• _PROBLEM_:
Your answer should be one number: how many lines of the data include the string "ratio"?

:::::

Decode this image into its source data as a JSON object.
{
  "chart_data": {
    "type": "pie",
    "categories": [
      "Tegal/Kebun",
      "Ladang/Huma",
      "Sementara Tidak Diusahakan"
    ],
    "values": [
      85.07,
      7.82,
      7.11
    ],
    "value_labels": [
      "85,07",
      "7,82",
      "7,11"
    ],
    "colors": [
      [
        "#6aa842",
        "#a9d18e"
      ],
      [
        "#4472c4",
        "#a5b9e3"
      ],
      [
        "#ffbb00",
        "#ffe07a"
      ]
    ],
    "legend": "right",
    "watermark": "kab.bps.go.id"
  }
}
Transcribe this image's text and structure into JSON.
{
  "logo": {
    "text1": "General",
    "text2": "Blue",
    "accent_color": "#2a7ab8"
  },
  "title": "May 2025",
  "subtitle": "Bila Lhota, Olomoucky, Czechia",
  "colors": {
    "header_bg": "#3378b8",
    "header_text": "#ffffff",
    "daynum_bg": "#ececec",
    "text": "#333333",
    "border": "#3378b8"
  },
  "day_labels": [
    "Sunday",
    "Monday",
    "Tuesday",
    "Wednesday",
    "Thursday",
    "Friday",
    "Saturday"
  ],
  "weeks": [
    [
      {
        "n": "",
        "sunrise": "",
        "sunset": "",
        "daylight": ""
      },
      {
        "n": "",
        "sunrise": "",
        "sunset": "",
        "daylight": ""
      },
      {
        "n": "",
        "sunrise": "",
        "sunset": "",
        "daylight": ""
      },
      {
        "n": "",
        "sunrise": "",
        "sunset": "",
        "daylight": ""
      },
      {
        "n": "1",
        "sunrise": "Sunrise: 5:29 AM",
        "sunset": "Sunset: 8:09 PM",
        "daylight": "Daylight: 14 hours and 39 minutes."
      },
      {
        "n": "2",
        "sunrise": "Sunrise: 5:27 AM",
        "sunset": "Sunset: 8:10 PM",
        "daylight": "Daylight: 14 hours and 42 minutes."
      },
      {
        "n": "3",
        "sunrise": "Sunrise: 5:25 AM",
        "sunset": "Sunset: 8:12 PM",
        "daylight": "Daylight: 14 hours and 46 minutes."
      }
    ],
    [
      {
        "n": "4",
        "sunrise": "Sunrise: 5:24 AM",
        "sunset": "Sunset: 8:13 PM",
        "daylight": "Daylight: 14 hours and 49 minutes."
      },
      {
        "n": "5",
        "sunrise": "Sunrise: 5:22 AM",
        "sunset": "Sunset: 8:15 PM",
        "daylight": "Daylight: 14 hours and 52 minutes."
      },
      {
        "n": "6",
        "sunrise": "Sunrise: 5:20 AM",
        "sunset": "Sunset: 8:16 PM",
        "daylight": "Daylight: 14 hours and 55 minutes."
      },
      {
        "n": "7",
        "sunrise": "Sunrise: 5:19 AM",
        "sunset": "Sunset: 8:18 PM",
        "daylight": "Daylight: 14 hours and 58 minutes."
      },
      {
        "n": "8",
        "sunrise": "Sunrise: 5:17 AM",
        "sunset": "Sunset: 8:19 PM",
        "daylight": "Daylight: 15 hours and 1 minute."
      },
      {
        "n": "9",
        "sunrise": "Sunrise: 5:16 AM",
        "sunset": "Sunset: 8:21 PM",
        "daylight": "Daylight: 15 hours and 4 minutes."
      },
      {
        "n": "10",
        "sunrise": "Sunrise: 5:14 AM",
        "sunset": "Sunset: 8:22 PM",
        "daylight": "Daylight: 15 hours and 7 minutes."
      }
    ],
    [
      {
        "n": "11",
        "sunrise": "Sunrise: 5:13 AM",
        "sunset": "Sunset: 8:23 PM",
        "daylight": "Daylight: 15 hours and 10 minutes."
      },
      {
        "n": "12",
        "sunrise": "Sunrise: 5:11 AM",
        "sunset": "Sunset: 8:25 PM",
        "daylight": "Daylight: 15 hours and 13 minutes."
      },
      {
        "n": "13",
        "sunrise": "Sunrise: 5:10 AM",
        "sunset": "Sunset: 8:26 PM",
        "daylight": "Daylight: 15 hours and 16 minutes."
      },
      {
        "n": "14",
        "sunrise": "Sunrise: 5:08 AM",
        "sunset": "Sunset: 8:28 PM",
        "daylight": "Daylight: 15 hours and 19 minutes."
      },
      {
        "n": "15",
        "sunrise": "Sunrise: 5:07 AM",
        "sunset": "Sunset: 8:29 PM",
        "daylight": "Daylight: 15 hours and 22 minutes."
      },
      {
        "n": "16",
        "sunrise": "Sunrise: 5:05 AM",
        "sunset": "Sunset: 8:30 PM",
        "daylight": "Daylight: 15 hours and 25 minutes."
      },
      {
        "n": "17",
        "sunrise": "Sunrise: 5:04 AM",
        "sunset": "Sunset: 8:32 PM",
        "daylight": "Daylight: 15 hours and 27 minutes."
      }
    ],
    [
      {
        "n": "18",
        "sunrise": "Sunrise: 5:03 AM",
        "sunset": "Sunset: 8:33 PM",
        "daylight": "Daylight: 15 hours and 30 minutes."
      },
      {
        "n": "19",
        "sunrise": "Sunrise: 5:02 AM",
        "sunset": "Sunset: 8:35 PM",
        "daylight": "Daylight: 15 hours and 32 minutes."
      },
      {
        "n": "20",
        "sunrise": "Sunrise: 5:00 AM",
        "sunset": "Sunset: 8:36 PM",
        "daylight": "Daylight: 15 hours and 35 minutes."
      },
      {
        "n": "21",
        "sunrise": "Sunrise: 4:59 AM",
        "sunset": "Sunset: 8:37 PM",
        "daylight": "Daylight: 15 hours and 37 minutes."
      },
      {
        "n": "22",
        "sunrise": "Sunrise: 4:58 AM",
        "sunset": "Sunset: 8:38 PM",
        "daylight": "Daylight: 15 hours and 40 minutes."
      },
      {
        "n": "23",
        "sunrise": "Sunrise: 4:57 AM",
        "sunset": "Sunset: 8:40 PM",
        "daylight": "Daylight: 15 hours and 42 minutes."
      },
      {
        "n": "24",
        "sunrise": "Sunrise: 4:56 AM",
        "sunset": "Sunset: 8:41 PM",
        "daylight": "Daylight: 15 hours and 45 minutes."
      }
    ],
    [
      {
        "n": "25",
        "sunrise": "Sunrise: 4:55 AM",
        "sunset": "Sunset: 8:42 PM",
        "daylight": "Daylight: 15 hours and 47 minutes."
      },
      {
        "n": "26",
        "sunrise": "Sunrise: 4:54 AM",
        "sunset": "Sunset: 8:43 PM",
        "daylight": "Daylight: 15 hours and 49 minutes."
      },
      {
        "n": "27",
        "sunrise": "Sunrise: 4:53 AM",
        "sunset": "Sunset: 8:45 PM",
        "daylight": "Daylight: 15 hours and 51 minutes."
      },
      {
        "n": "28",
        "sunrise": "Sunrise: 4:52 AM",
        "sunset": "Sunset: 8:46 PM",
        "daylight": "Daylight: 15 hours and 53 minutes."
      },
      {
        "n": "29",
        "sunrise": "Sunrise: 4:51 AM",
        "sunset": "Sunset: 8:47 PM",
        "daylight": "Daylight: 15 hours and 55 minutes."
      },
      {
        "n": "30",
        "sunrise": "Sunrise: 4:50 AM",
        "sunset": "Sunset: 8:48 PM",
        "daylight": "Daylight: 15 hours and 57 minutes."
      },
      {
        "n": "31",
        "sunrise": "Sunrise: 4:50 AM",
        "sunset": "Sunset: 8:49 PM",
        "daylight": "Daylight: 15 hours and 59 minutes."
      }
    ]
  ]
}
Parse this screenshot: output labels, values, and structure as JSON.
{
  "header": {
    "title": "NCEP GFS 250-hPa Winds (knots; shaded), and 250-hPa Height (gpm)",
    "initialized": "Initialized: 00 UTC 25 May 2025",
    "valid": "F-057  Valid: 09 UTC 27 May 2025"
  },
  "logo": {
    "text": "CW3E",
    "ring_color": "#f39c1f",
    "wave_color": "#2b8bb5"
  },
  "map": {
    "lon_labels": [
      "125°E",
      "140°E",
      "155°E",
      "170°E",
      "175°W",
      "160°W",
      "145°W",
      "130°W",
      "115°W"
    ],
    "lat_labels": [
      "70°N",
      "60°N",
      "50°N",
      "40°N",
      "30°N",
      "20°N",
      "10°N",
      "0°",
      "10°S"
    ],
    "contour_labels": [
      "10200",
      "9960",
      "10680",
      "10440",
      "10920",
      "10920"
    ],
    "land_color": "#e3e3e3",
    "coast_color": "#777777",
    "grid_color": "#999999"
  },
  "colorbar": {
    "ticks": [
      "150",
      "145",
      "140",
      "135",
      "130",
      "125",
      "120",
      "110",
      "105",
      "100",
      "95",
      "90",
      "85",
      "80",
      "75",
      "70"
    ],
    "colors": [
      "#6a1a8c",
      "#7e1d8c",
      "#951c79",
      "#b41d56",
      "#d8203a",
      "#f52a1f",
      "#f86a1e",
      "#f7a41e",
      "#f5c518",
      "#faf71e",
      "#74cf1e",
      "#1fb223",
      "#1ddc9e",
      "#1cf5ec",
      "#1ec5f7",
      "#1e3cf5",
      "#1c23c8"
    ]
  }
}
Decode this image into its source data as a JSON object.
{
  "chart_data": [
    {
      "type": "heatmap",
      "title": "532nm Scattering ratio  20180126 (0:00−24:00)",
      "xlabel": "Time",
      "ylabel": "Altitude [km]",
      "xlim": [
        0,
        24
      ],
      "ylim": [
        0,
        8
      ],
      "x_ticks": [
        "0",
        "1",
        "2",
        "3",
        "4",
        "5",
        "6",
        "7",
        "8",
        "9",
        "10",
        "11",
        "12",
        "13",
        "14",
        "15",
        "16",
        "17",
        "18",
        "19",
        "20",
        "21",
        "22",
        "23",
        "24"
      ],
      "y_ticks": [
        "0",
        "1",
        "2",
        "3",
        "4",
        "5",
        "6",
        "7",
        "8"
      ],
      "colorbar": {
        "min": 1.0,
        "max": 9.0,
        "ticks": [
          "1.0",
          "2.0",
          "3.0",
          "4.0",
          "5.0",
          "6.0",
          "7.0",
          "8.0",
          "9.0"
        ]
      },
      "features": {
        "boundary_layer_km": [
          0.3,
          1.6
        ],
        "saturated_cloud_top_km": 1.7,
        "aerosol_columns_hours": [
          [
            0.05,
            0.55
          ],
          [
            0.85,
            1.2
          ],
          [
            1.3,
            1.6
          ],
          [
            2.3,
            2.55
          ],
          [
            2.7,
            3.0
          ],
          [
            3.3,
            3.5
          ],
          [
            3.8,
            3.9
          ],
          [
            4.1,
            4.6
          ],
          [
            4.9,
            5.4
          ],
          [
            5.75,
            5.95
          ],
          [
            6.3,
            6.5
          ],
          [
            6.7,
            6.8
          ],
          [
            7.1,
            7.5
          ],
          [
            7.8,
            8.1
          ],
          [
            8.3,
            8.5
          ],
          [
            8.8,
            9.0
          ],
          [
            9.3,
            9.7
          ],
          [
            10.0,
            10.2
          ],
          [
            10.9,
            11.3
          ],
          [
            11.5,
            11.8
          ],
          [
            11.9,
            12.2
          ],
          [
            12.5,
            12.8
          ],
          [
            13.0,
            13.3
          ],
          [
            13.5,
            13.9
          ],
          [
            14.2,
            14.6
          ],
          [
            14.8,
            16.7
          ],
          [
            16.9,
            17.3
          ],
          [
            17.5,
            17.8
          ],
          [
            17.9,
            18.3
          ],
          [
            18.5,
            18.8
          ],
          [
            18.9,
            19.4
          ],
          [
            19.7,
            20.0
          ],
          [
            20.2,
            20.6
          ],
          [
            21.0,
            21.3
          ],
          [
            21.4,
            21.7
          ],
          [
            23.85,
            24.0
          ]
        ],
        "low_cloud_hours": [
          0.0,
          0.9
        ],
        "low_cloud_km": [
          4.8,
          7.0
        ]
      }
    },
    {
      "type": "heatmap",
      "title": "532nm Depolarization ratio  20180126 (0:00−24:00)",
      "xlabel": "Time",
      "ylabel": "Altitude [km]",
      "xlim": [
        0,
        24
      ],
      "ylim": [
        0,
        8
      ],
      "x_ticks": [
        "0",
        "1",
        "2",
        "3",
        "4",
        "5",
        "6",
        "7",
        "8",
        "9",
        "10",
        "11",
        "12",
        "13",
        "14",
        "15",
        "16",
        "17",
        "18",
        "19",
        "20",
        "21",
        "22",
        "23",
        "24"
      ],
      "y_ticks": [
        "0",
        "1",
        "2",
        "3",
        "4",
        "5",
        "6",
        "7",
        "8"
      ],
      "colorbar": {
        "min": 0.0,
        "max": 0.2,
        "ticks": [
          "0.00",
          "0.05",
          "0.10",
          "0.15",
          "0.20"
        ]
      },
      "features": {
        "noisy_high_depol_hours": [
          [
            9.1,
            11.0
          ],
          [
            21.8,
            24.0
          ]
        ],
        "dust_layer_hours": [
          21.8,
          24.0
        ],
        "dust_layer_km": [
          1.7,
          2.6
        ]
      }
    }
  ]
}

:::::

• _SOLUTION TO THE PROBLEM_:
2